* [Dataset entries]
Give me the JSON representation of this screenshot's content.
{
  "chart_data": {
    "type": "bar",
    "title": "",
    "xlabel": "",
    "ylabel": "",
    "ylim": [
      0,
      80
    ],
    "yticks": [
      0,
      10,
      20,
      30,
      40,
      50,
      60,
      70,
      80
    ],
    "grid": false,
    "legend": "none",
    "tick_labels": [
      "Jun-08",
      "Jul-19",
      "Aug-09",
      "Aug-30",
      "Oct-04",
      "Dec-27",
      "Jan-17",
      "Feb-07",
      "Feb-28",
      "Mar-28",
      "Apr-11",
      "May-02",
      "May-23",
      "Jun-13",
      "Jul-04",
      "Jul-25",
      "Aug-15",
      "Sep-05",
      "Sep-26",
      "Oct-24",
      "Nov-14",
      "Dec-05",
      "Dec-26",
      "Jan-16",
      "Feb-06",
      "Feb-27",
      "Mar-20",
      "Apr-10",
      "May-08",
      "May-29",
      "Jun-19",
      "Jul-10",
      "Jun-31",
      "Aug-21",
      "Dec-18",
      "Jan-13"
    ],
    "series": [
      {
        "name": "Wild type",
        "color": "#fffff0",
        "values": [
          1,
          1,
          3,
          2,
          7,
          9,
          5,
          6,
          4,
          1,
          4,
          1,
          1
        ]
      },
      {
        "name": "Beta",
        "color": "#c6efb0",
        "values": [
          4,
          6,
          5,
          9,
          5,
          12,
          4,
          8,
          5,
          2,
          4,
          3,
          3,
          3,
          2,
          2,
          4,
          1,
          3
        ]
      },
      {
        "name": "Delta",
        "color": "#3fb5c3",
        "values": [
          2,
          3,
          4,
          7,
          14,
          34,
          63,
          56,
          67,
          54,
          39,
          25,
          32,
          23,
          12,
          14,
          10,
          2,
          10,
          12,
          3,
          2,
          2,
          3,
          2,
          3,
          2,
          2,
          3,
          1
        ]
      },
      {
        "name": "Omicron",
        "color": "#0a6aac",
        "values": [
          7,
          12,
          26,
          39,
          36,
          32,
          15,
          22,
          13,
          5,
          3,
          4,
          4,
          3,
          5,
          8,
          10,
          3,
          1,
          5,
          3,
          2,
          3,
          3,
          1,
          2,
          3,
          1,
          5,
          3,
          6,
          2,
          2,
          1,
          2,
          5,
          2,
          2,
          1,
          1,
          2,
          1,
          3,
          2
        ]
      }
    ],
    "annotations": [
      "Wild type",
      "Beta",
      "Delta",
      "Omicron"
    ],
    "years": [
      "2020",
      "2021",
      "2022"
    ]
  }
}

* [Task statement] Output the whole listing above again, word for word.

* [Written reply]
Give me the JSON representation of this screenshot's content.
{
  "chart_data": {
    "type": "bar",
    "title": "",
    "xlabel": "",
    "ylabel": "",
    "ylim": [
      0,
      80
    ],
    "yticks": [
      0,
      10,
      20,
      30,
      40,
      50,
      60,
      70,
      80
    ],
    "grid": false,
    "legend": "none",
    "tick_labels": [
      "Jun-08",
      "Jul-19",
      "Aug-09",
      "Aug-30",
      "Oct-04",
      "Dec-27",
      "Jan-17",
      "Feb-07",
      "Feb-28",
      "Mar-28",
      "Apr-11",
      "May-02",
      "May-23",
      "Jun-13",
      "Jul-04",
      "Jul-25",
      "Aug-15",
      "Sep-05",
      "Sep-26",
      "Oct-24",
      "Nov-14",
      "Dec-05",
      "Dec-26",
      "Jan-16",
      "Feb-06",
      "Feb-27",
      "Mar-20",
      "Apr-10",
      "May-08",
      "May-29",
      "Jun-19",
      "Jul-10",
      "Jun-31",
      "Aug-21",
      "Dec-18",
      "Jan-13"
    ],
    "series": [
      {
        "name": "Wild type",
        "color": "#fffff0",
        "values": [
          1,
          1,
          3,
          2,
          7,
          9,
          5,
          6,
          4,
          1,
          4,
          1,
          1
        ]
      },
      {
        "name": "Beta",
        "color": "#c6efb0",
        "values": [
          4,
          6,
          5,
          9,
          5,
          12,
          4,
          8,
          5,
          2,
          4,
          3,
          3,
          3,
          2,
          2,
          4,
          1,
          3
        ]
      },
      {
        "name": "Delta",
        "color": "#3fb5c3",
        "values": [
          2,
          3,
          4,
          7,
          14,
          34,
          63,
          56,
          67,
          54,
          39,
          25,
          32,
          23,
          12,
          14,
          10,
          2,
          10,
          12,
          3,
          2,
          2,
          3,
          2,
          3,
          2,
          2,
          3,
          1
        ]
      },
      {
        "name": "Omicron",
        "color": "#0a6aac",
        "values": [
          7,
          12,
          26,
          39,
          36,
          32,
          15,
          22,
          13,
          5,
          3,
          4,
          4,
          3,
          5,
          8,
          10,
          3,
          1,
          5,
          3,
          2,
          3,
          3,
          1,
          2,
          3,
          1,
          5,
          3,
          6,
          2,
          2,
          1,
          2,
          5,
          2,
          2,
          1,
          1,
          2,
          1,
          3,
          2
        ]
      }
    ],
    "annotations": [
      "Wild type",
      "Beta",
      "Delta",
      "Omicron"
    ],
    "years": [
      "2020",
      "2021",
      "2022"
    ]
  }
}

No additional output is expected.